***** Selected extract *****

# Storage solution for my movies for easy accessibility



## Gud_Folk (Apr 6, 2015)

Hey folks,

I have 2 TB of movies, TV shows and few personal snaps. 
Movies and TV shows are all downloaded from internet and i dont like to delete them.
I have them stored in 4 internal  HDDs.

I need to have a way to


Store all these media content properly and back it properly.
Easily access these content through Wifi using Smartphones and Laptops and if possible through my TV also.
I have few movies in DVDs also, need to store them.
Movies are scattered into 4 HDDs, can they be made as 1 Unit so i can access them(some kind of RAID system please suggest).
HDDs dont last long, how do i made sure they last really long?.


----------



## $hadow (Apr 6, 2015)

If money is not a problem how about a cloud backup solution from WD.


----------



## SaiyanGoku (Apr 6, 2015)

Best option would be to buy/setup a 4 TB NAS with probably WD Red/Black drives.


----------



## Gud_Folk (Apr 8, 2015)

SaiyanGoku said:


> Best option would be to buy/setup a 4 TB NAS with probably WD Red/Black drives.



How much does it cost?
Can i make all the 4 HDDs of mine into one unit?


----------



## DK_WD (Apr 8, 2015)

Gud_Folk said:


> Hey folks,
> 
> I have 2 TB of movies, TV shows and few personal snaps.
> Movies and TV shows are all downloaded from internet and i dont like to delete them.
> ...





Hi   [MENTION=95504]Gud_Folk[/MENTION],

I agree with   [MENTION=159164]$hadow[/MENTION]. I believe WD My Cloud Mirror will fulfill your requirements. The reason to suggest the WD My Cloud mirror because it’s advanced features in RAID and Wireless connectivity. The WD My Cloud Mirror models are available from 4TB to 12TB. To check the specification of WD My Cloud Mirror, you may refer to the link below

Support Answers 

Hope it helps.


----------



## Gud_Folk (Apr 8, 2015)

DK_WD said:


> Hi   @Gud_Folk,
> 
> I agree with   @$hadow. I believe WD My Cloud Mirror will fulfill your requirements. The reason to suggest the WD My Cloud mirror because it’s advanced features in RAID and Wireless connectivity. The WD My Cloud Mirror models are available from 4TB to 12TB. To check the specification of WD My Cloud Mirror, you may refer to the link below
> 
> ...



i googled WD my cloud mirror, EBay lists 4TB version as Rs 22,857, its very costly. 
Is there cheaper alternative for this?


----------



## SaiyanGoku (Apr 8, 2015)

How to Set Up a NAS (Network-Attached Storage) Drive

How to Build Your Own Network-Attached Storage System | PCWorld


----------



## DK_WD (Apr 9, 2015)

Hi [MENTION=95504]Gud_Folk[/MENTION],

My suggestion is, if you have any old desktop computer, it can be used as a media server with HDDs in enclosures for additional storage. You just have to connect with the USB ports, then share the drives on the network. For android and other gadgets to access the data, you will need to search and install some apps to connect it to the shared drives. The downside is that the desktop will have to be on 24/7 for the sharing to keep working.

Hope this information helps.


----------



## $hadow (Apr 9, 2015)

There are always cheaper sources but you have to mention the budget.

***** Information supplied *****

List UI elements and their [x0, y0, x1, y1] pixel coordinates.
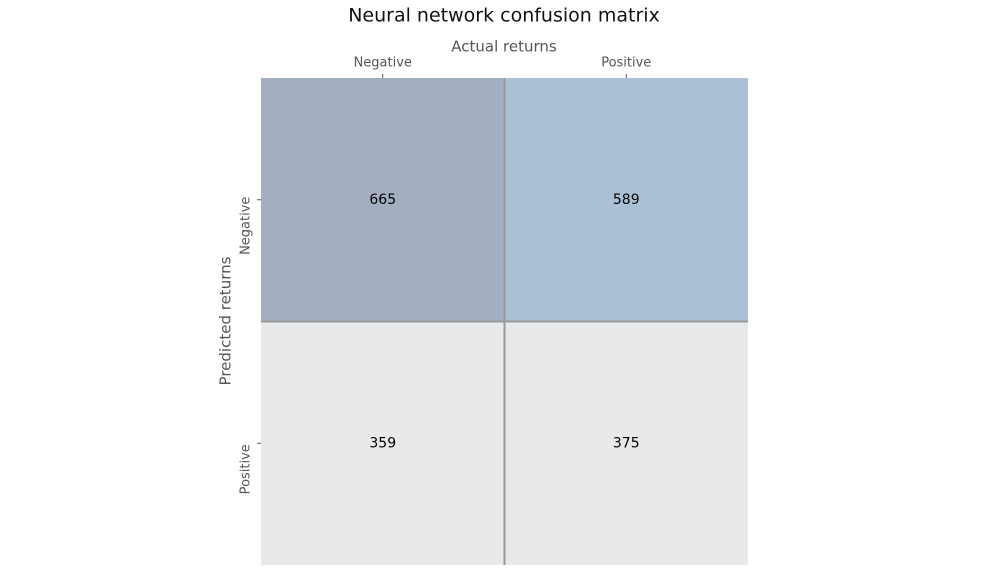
cell-value-label: 359 — [369, 435, 396, 451]
heatmap-cell — [261, 78, 505, 322]
x-tick-label: Negative — [354, 56, 412, 71]
heatmap-cell — [504, 321, 748, 565]
heatmap-cell — [504, 78, 748, 322]
y-tick-label: Negative — [239, 197, 254, 255]
heatmap-cell — [261, 321, 505, 565]
cell-value-label: 375 — [613, 435, 640, 451]
x-axis-label: Actual returns — [451, 38, 557, 56]
chart-title: Neural network confusion matrix — [348, 5, 660, 27]
y-tick-label: Positive — [239, 444, 254, 494]
cell-value-label: 665 — [369, 192, 396, 208]
y-axis-label: Predicted returns — [217, 256, 235, 385]
cell-value-label: 589 — [613, 192, 640, 208]
x-tick-label: Positive — [601, 56, 651, 71]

*****

▸ **Work instructions**
a – In the media storage thread, what reason does DK_WD give for recommending the WD My Cloud Mirror? Answer in one to three sentences.
b – According to the media storage thread, what price does EBay list for the 4TB version of the WD My Cloud Mirror?
c – Set down the passage of the media storage thread from "## Gud_Folk (Apr 6, 2015)" up to and including "back it properly.".
Rely only on the media storage thread to complete each task.

▸ **The answers**
a – DK_WD recommends the WD My Cloud Mirror because of its advanced features in RAID and wireless connectivity.

b – Rs 22,857.

c –
## Gud_Folk (Apr 6, 2015)

Hey folks,

I have 2 TB of movies, TV shows and few personal snaps. 
Movies and TV shows are all downloaded from internet and i dont like to delete them.
I have them stored in 4 internal  HDDs.

I need to have a way to


Store all these media content properly and back it properly.